------ Data in this exercise ------

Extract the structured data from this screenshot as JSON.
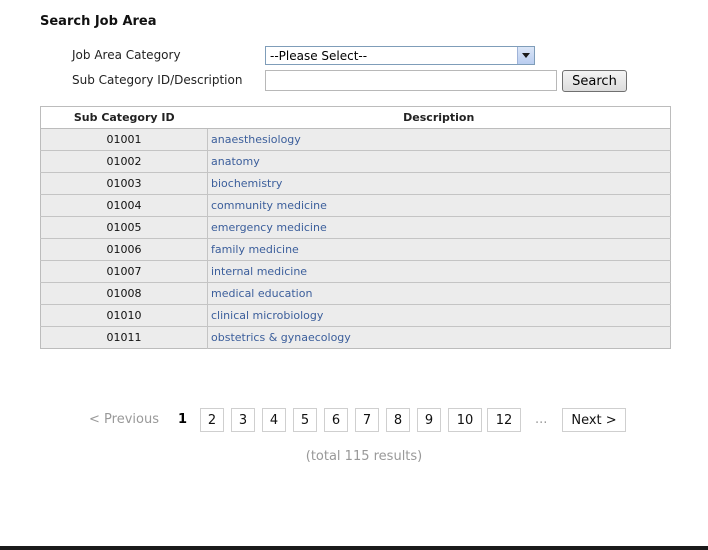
{
  "page": {
    "title": "Search Job Area"
  },
  "form": {
    "category_label": "Job Area Category",
    "category_value": "--Please Select--",
    "sub_label": "Sub Category ID/Description",
    "sub_value": "",
    "search_label": "Search"
  },
  "table": {
    "headers": [
      "Sub Category ID",
      "Description"
    ],
    "rows": [
      {
        "id": "01001",
        "desc": "anaesthesiology"
      },
      {
        "id": "01002",
        "desc": "anatomy"
      },
      {
        "id": "01003",
        "desc": "biochemistry"
      },
      {
        "id": "01004",
        "desc": "community medicine"
      },
      {
        "id": "01005",
        "desc": "emergency medicine"
      },
      {
        "id": "01006",
        "desc": "family medicine"
      },
      {
        "id": "01007",
        "desc": "internal medicine"
      },
      {
        "id": "01008",
        "desc": "medical education"
      },
      {
        "id": "01010",
        "desc": "clinical microbiology"
      },
      {
        "id": "01011",
        "desc": "obstetrics & gynaecology"
      }
    ]
  },
  "pagination": {
    "prev_label": "< Previous",
    "current": "1",
    "pages": [
      "2",
      "3",
      "4",
      "5",
      "6",
      "7",
      "8",
      "9",
      "10",
      "12"
    ],
    "ellipsis": "...",
    "next_label": "Next >",
    "total": "(total 115 results)"
  },
  "icons": {
    "select_arrow": "dropdown-arrow-icon"
  },
  "colors": {
    "link": "#3b5e9b",
    "row_bg": "#ececec",
    "muted": "#999999"
  }
}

------

Problem to work on: Set each line of the records down exactly, leaving every picture out.

Result of this exercise:
Extract the structured data from this screenshot as JSON.
{
  "page": {
    "title": "Search Job Area"
  },
  "form": {
    "category_label": "Job Area Category",
    "category_value": "--Please Select--",
    "sub_label": "Sub Category ID/Description",
    "sub_value": "",
    "search_label": "Search"
  },
  "table": {
    "headers": [
      "Sub Category ID",
      "Description"
    ],
    "rows": [
      {
        "id": "01001",
        "desc": "anaesthesiology"
      },
      {
        "id": "01002",
        "desc": "anatomy"
      },
      {
        "id": "01003",
        "desc": "biochemistry"
      },
      {
        "id": "01004",
        "desc": "community medicine"
      },
      {
        "id": "01005",
        "desc": "emergency medicine"
      },
      {
        "id": "01006",
        "desc": "family medicine"
      },
      {
        "id": "01007",
        "desc": "internal medicine"
      },
      {
        "id": "01008",
        "desc": "medical education"
      },
      {
        "id": "01010",
        "desc": "clinical microbiology"
      },
      {
        "id": "01011",
        "desc": "obstetrics & gynaecology"
      }
    ]
  },
  "pagination": {
    "prev_label": "< Previous",
    "current": "1",
    "pages": [
      "2",
      "3",
      "4",
      "5",
      "6",
      "7",
      "8",
      "9",
      "10",
      "12"
    ],
    "ellipsis": "...",
    "next_label": "Next >",
    "total": "(total 115 results)"
  },
  "icons": {
    "select_arrow": "dropdown-arrow-icon"
  },
  "colors": {
    "link": "#3b5e9b",
    "row_bg": "#ececec",
    "muted": "#999999"
  }
}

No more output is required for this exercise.